Exercise description -> Output only the lines from the one holding "Enumerate this screenshot's" to the end of the data below, please, copied exactly.

Extracted records ->
━━━

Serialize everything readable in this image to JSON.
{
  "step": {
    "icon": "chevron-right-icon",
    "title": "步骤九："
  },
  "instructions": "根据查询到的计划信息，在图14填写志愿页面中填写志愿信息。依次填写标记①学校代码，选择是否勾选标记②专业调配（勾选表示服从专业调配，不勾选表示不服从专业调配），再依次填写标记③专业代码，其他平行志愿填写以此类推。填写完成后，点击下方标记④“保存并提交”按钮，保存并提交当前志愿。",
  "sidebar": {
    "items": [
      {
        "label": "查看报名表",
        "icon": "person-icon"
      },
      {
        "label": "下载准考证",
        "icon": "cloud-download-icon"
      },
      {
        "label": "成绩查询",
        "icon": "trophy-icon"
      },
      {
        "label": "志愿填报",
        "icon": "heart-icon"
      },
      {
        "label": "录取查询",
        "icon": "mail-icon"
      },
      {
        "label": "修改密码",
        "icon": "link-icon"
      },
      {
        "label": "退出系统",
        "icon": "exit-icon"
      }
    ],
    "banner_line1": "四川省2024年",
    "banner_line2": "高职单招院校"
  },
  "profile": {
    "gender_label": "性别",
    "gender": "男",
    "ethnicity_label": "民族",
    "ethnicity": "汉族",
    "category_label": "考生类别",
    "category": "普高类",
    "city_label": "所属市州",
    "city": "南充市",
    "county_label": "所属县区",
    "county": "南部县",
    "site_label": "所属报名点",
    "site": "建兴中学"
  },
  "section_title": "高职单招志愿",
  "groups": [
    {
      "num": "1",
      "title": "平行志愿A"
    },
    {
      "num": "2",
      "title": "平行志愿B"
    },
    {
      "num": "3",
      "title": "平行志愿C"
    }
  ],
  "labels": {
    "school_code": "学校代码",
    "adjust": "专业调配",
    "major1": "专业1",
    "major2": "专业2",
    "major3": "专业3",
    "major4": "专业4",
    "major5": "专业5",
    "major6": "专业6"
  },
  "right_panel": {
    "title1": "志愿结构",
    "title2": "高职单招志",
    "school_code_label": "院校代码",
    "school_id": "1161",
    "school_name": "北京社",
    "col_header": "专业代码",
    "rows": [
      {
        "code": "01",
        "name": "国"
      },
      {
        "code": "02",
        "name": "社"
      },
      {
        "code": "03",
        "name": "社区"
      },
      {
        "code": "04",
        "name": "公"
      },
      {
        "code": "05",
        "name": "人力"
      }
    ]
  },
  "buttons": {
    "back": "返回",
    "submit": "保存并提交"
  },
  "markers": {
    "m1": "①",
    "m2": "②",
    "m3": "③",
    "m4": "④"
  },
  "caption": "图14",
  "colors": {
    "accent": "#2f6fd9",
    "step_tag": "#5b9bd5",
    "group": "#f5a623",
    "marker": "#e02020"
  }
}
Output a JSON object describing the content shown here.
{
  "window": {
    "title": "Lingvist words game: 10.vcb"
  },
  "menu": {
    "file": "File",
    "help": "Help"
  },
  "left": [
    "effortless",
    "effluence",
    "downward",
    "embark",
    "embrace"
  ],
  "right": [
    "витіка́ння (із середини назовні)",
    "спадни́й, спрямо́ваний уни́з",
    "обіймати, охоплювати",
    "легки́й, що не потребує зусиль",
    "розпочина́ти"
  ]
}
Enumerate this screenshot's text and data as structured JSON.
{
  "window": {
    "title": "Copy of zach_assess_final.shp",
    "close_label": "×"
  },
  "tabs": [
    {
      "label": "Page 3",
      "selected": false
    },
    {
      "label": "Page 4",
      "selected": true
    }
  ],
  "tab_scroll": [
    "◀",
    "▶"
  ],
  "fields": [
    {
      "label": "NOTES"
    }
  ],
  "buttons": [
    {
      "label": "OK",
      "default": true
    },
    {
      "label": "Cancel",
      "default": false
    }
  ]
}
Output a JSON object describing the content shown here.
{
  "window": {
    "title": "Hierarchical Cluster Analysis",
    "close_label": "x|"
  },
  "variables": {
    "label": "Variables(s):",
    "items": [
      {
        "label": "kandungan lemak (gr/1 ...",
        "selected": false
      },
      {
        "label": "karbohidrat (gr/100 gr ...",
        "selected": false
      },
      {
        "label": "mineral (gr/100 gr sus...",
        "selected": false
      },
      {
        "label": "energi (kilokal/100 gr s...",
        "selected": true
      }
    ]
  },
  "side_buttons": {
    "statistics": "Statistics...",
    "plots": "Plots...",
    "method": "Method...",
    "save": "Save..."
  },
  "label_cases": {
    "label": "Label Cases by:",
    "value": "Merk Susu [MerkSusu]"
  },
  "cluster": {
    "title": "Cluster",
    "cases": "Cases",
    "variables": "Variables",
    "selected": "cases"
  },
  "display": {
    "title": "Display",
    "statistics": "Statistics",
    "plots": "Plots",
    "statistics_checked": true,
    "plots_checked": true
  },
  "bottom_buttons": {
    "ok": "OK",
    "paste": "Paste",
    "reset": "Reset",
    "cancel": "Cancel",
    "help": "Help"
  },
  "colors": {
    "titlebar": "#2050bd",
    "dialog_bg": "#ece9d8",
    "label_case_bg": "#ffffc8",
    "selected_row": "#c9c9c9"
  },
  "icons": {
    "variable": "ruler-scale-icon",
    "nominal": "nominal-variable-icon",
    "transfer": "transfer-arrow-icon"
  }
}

━━━

Answer ->
Enumerate this screenshot's text and data as structured JSON.
{
  "window": {
    "title": "Copy of zach_assess_final.shp",
    "close_label": "×"
  },
  "tabs": [
    {
      "label": "Page 3",
      "selected": false
    },
    {
      "label": "Page 4",
      "selected": true
    }
  ],
  "tab_scroll": [
    "◀",
    "▶"
  ],
  "fields": [
    {
      "label": "NOTES"
    }
  ],
  "buttons": [
    {
      "label": "OK",
      "default": true
    },
    {
      "label": "Cancel",
      "default": false
    }
  ]
}
Output a JSON object describing the content shown here.
{
  "window": {
    "title": "Hierarchical Cluster Analysis",
    "close_label": "x|"
  },
  "variables": {
    "label": "Variables(s):",
    "items": [
      {
        "label": "kandungan lemak (gr/1 ...",
        "selected": false
      },
      {
        "label": "karbohidrat (gr/100 gr ...",
        "selected": false
      },
      {
        "label": "mineral (gr/100 gr sus...",
        "selected": false
      },
      {
        "label": "energi (kilokal/100 gr s...",
        "selected": true
      }
    ]
  },
  "side_buttons": {
    "statistics": "Statistics...",
    "plots": "Plots...",
    "method": "Method...",
    "save": "Save..."
  },
  "label_cases": {
    "label": "Label Cases by:",
    "value": "Merk Susu [MerkSusu]"
  },
  "cluster": {
    "title": "Cluster",
    "cases": "Cases",
    "variables": "Variables",
    "selected": "cases"
  },
  "display": {
    "title": "Display",
    "statistics": "Statistics",
    "plots": "Plots",
    "statistics_checked": true,
    "plots_checked": true
  },
  "bottom_buttons": {
    "ok": "OK",
    "paste": "Paste",
    "reset": "Reset",
    "cancel": "Cancel",
    "help": "Help"
  },
  "colors": {
    "titlebar": "#2050bd",
    "dialog_bg": "#ece9d8",
    "label_case_bg": "#ffffc8",
    "selected_row": "#c9c9c9"
  },
  "icons": {
    "variable": "ruler-scale-icon",
    "nominal": "nominal-variable-icon",
    "transfer": "transfer-arrow-icon"
  }
}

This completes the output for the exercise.